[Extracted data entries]
☆ ☆ ☆ ☆ ☆ ☆ ☆

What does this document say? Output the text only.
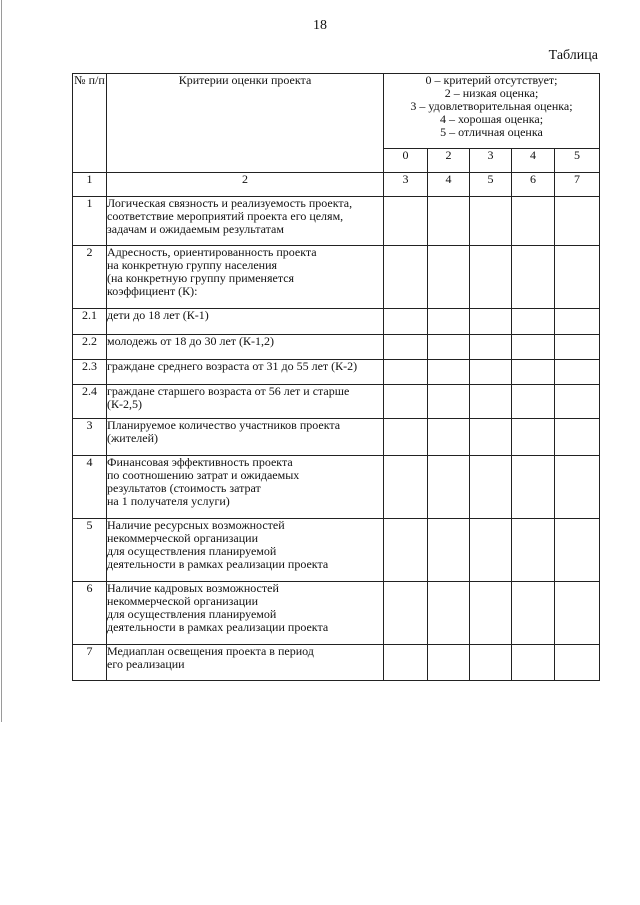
18
Таблица
№ п/п	Критерии оценки проекта	0 – критерий отсутствует;
2 – низкая оценка;
3 – удовлетворительная оценка;
4 – хорошая оценка;
5 – отличная оценка				

		0	2	3	4	5
1	2	3	4	5	6	7
1	Логическая связность и реализуемость проекта,
соответствие мероприятий проекта его целям,
задачам и ожидаемым результатам					

2	Адресность, ориентированность проекта
на конкретную группу населения
(на конкретную группу применяется
коэффициент (К):					

2.1	дети до 18 лет (К-1)					

2.2	молодежь от 18 до 30 лет (К-1,2)					

2.3	граждане среднего возраста от 31 до 55 лет (К-2)					

2.4	граждане старшего возраста от 56 лет и старше
(К-2,5)					

3	Планируемое количество участников проекта
(жителей)					

4	Финансовая эффективность проекта
по соотношению затрат и ожидаемых
результатов (стоимость затрат
на 1 получателя услуги)					

5	Наличие ресурсных возможностей
некоммерческой организации
для осуществления планируемой
деятельности в рамках реализации проекта					

6	Наличие кадровых возможностей
некоммерческой организации
для осуществления планируемой
деятельности в рамках реализации проекта					

7	Медиаплан освещения проекта в период
его реализации					
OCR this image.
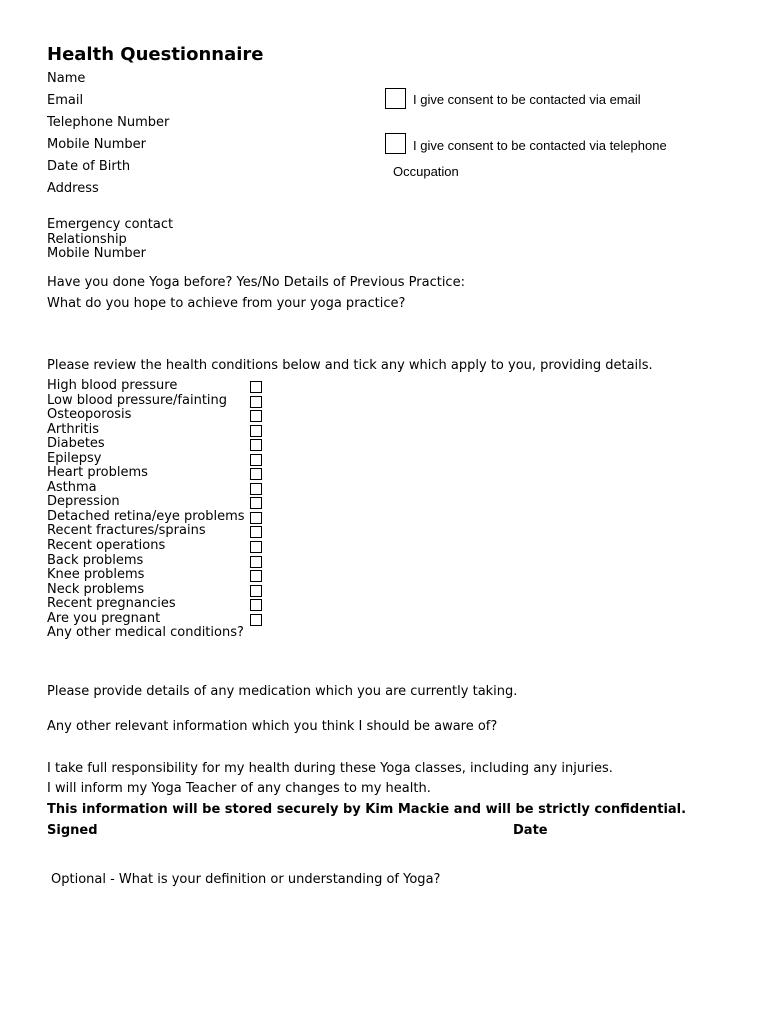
Health Questionnaire
Name
Email
Telephone Number
Mobile Number
Date of Birth
Address
I give consent to be contacted via email
I give consent to be contacted via telephone
Occupation
Emergency contact
Relationship
Mobile Number
Have you done Yoga before? Yes/No Details of Previous Practice:
What do you hope to achieve from your yoga practice?
Please review the health conditions below and tick any which apply to you, providing details.
High blood pressure
Low blood pressure/fainting
Osteoporosis
Arthritis
Diabetes
Epilepsy
Heart problems
Asthma
Depression
Detached retina/eye problems
Recent fractures/sprains
Recent operations
Back problems
Knee problems
Neck problems
Recent pregnancies
Are you pregnant
Any other medical conditions?
Please provide details of any medication which you are currently taking.
Any other relevant information which you think I should be aware of?
I take full responsibility for my health during these Yoga classes, including any injuries.
I will inform my Yoga Teacher of any changes to my health.
This information will be stored securely by Kim Mackie and will be strictly confidential.
Signed	Date
Optional - What is your definition or understanding of Yoga?
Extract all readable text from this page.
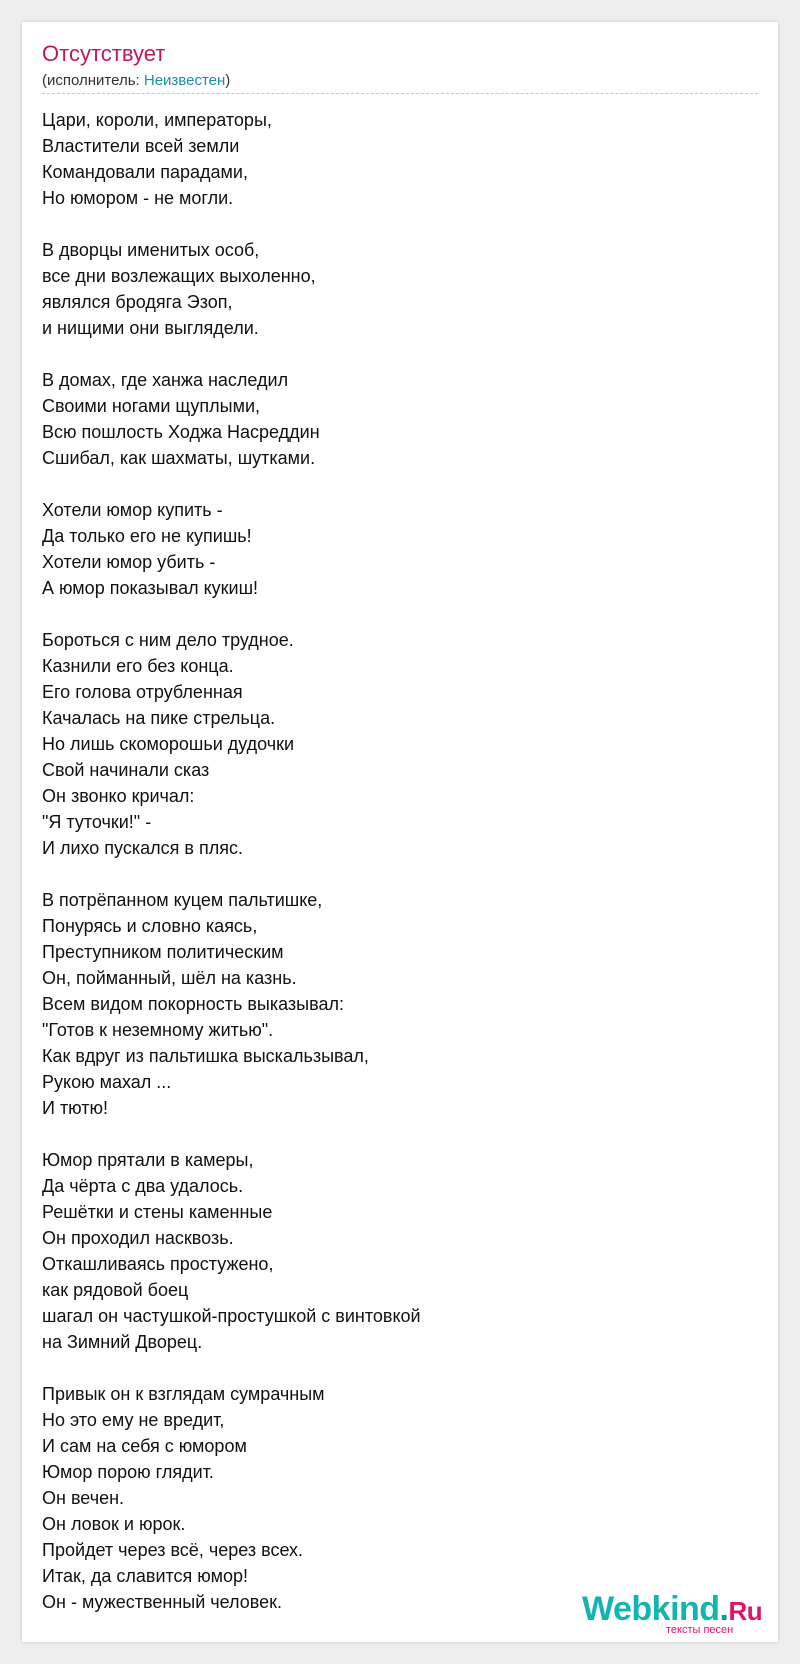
Отсутствует
(исполнитель: Неизвестен)
Цари, короли, императоры,
Властители всей земли
Командовали парадами,
Но юмором - не могли.
В дворцы именитых особ,
все дни возлежащих выхоленно,
являлся бродяга Эзоп,
и нищими они выглядели.
В домах, где ханжа наследил
Своими ногами щуплыми,
Всю пошлость Ходжа Насреддин
Сшибал, как шахматы, шутками.
Хотели юмор купить -
Да только его не купишь!
Хотели юмор убить -
А юмор показывал кукиш!
Бороться с ним дело трудное.
Казнили его без конца.
Его голова отрубленная
Качалась на пике стрельца.
Но лишь скоморошьи дудочки
Свой начинали сказ
Он звонко кричал:
"Я туточки!" -
И лихо пускался в пляс.
В потрёпанном куцем пальтишке,
Понурясь и словно каясь,
Преступником политическим
Он, пойманный, шёл на казнь.
Всем видом покорность выказывал:
"Готов к неземному житью".
Как вдруг из пальтишка выскальзывал,
Рукою махал ...
И тютю!
Юмор прятали в камеры,
Да чёрта с два удалось.
Решётки и стены каменные
Он проходил насквозь.
Откашливаясь простужено,
как рядовой боец
шагал он частушкой-простушкой с винтовкой
на Зимний Дворец.
Привык он к взглядам сумрачным
Но это ему не вредит,
И сам на себя с юмором
Юмор порою глядит.
Он вечен.
Он ловок и юрок.
Пройдет через всё, через всех.
Итак, да славится юмор!
Он - мужественный человек.	Webkind.Ru
тексты песен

☆ ☆ ☆ ☆ ☆ ☆ ☆

Give an exact reproduction of every line, leaving out any picture.

▸ **Completed task**
What does this document say? Output the text only.
18
Таблица
№ п/п	Критерии оценки проекта	0 – критерий отсутствует;
2 – низкая оценка;
3 – удовлетворительная оценка;
4 – хорошая оценка;
5 – отличная оценка				

		0	2	3	4	5
1	2	3	4	5	6	7
1	Логическая связность и реализуемость проекта,
соответствие мероприятий проекта его целям,
задачам и ожидаемым результатам					

2	Адресность, ориентированность проекта
на конкретную группу населения
(на конкретную группу применяется
коэффициент (К):					

2.1	дети до 18 лет (К-1)					

2.2	молодежь от 18 до 30 лет (К-1,2)					

2.3	граждане среднего возраста от 31 до 55 лет (К-2)					

2.4	граждане старшего возраста от 56 лет и старше
(К-2,5)					

3	Планируемое количество участников проекта
(жителей)					

4	Финансовая эффективность проекта
по соотношению затрат и ожидаемых
результатов (стоимость затрат
на 1 получателя услуги)					

5	Наличие ресурсных возможностей
некоммерческой организации
для осуществления планируемой
деятельности в рамках реализации проекта					

6	Наличие кадровых возможностей
некоммерческой организации
для осуществления планируемой
деятельности в рамках реализации проекта					

7	Медиаплан освещения проекта в период
его реализации					
OCR this image.
Health Questionnaire
Name
Email
Telephone Number
Mobile Number
Date of Birth
Address
I give consent to be contacted via email
I give consent to be contacted via telephone
Occupation
Emergency contact
Relationship
Mobile Number
Have you done Yoga before? Yes/No Details of Previous Practice:
What do you hope to achieve from your yoga practice?
Please review the health conditions below and tick any which apply to you, providing details.
High blood pressure
Low blood pressure/fainting
Osteoporosis
Arthritis
Diabetes
Epilepsy
Heart problems
Asthma
Depression
Detached retina/eye problems
Recent fractures/sprains
Recent operations
Back problems
Knee problems
Neck problems
Recent pregnancies
Are you pregnant
Any other medical conditions?
Please provide details of any medication which you are currently taking.
Any other relevant information which you think I should be aware of?
I take full responsibility for my health during these Yoga classes, including any injuries.
I will inform my Yoga Teacher of any changes to my health.
This information will be stored securely by Kim Mackie and will be strictly confidential.
Signed	Date
Optional - What is your definition or understanding of Yoga?
Extract all readable text from this page.
Отсутствует
(исполнитель: Неизвестен)
Цари, короли, императоры,
Властители всей земли
Командовали парадами,
Но юмором - не могли.
В дворцы именитых особ,
все дни возлежащих выхоленно,
являлся бродяга Эзоп,
и нищими они выглядели.
В домах, где ханжа наследил
Своими ногами щуплыми,
Всю пошлость Ходжа Насреддин
Сшибал, как шахматы, шутками.
Хотели юмор купить -
Да только его не купишь!
Хотели юмор убить -
А юмор показывал кукиш!
Бороться с ним дело трудное.
Казнили его без конца.
Его голова отрубленная
Качалась на пике стрельца.
Но лишь скоморошьи дудочки
Свой начинали сказ
Он звонко кричал:
"Я туточки!" -
И лихо пускался в пляс.
В потрёпанном куцем пальтишке,
Понурясь и словно каясь,
Преступником политическим
Он, пойманный, шёл на казнь.
Всем видом покорность выказывал:
"Готов к неземному житью".
Как вдруг из пальтишка выскальзывал,
Рукою махал ...
И тютю!
Юмор прятали в камеры,
Да чёрта с два удалось.
Решётки и стены каменные
Он проходил насквозь.
Откашливаясь простужено,
как рядовой боец
шагал он частушкой-простушкой с винтовкой
на Зимний Дворец.
Привык он к взглядам сумрачным
Но это ему не вредит,
И сам на себя с юмором
Юмор порою глядит.
Он вечен.
Он ловок и юрок.
Пройдет через всё, через всех.
Итак, да славится юмор!
Он - мужественный человек.	Webkind.Ru
тексты песен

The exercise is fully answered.